Text to read ->
United States Court of Appeals
For the First Circuit
No. 00-2305
ROBERT E. FORTINI, III,
Petitioner, Appellant,
v.
PAUL B. MURPHY,
Respondent, Appellee.
APPEAL FROM THE UNITED STATES DISTRICT COURT
FOR THE DISTRICT OF MASSACHUSETTS
[Hon. George A. O'Toole, Jr., U.S. District Judge]
Before
Boudin, Chief Judge,
Lynch and Lipez, Circuit Judges.
Robert L. Sheketoff with whom Sheketoff & Homan was on brief
for petitioner.
Thomas W. Dee, Assistant Attorney General, Criminal Bureau,
with whom Thomas F. Reilly, Attorney General, was on brief for
respondent.

Recorded information ->
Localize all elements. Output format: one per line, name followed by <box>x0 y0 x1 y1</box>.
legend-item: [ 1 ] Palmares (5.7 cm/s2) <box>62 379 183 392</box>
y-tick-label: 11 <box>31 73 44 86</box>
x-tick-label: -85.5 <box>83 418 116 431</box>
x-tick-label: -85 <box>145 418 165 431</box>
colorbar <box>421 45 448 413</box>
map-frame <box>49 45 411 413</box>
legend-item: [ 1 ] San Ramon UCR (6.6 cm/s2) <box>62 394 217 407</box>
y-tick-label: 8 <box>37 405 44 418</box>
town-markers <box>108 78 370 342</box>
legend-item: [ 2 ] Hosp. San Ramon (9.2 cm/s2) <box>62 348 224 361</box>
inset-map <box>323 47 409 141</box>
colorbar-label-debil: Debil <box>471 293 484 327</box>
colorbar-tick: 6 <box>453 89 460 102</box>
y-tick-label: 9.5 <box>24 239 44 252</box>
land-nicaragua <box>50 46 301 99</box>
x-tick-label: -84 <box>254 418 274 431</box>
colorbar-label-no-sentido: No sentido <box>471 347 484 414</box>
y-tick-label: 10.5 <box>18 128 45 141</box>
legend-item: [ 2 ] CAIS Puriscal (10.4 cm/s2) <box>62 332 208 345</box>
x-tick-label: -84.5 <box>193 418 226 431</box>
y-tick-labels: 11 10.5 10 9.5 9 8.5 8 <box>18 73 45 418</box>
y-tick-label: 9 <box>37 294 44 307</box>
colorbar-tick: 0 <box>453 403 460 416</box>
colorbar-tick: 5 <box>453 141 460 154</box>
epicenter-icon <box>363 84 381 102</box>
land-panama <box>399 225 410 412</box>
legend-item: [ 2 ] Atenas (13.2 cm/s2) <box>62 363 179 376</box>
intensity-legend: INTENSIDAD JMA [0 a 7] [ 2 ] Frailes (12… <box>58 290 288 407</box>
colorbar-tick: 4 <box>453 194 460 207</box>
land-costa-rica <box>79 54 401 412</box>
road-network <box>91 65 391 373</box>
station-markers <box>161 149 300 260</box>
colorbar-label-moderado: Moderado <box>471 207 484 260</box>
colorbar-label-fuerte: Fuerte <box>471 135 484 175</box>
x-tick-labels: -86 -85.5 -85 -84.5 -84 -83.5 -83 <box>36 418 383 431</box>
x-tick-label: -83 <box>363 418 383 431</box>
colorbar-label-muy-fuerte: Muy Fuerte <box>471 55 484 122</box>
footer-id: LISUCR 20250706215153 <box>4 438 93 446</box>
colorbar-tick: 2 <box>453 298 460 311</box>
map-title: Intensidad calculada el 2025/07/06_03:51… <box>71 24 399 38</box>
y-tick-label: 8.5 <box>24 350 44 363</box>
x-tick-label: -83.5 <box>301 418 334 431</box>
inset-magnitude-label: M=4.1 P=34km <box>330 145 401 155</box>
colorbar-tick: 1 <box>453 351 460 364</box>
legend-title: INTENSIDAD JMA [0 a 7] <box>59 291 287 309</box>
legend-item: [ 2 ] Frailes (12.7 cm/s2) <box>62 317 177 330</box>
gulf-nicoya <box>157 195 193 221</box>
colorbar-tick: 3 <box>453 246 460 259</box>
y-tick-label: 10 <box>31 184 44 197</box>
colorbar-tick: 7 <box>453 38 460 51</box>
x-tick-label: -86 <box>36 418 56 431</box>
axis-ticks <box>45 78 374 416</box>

Aim A -> Summarize the court caption in two sentences.
Aim B -> Please duplicate the stretch of the court caption from "APPEAL FROM THE" through "respondent.".

Final answer A -> In No. 00-2305 before the United States Court of Appeals for the First Circuit, Robert E. Fortini, III, petitioner and appellant, appeals against Paul B. Murphy, respondent and appellee, from the United States District Court for the District of Massachusetts (Hon. George A. O'Toole, Jr., U.S. District Judge). The case is before Chief Judge Boudin and Circuit Judges Lynch and Lipez, with Robert L. Sheketoff (Sheketoff & Homan on brief) for the petitioner and Assistant Attorney General Thomas W. Dee of the Criminal Bureau (Attorney General Thomas F. Reilly on brief) for the respondent.

Final answer B ->
APPEAL FROM THE UNITED STATES DISTRICT COURT
FOR THE DISTRICT OF MASSACHUSETTS
[Hon. George A. O'Toole, Jr., U.S. District Judge]
Before
Boudin, Chief Judge,
Lynch and Lipez, Circuit Judges.
Robert L. Sheketoff with whom Sheketoff & Homan was on brief
for petitioner.
Thomas W. Dee, Assistant Attorney General, Criminal Bureau,
with whom Thomas F. Reilly, Attorney General, was on brief for
respondent.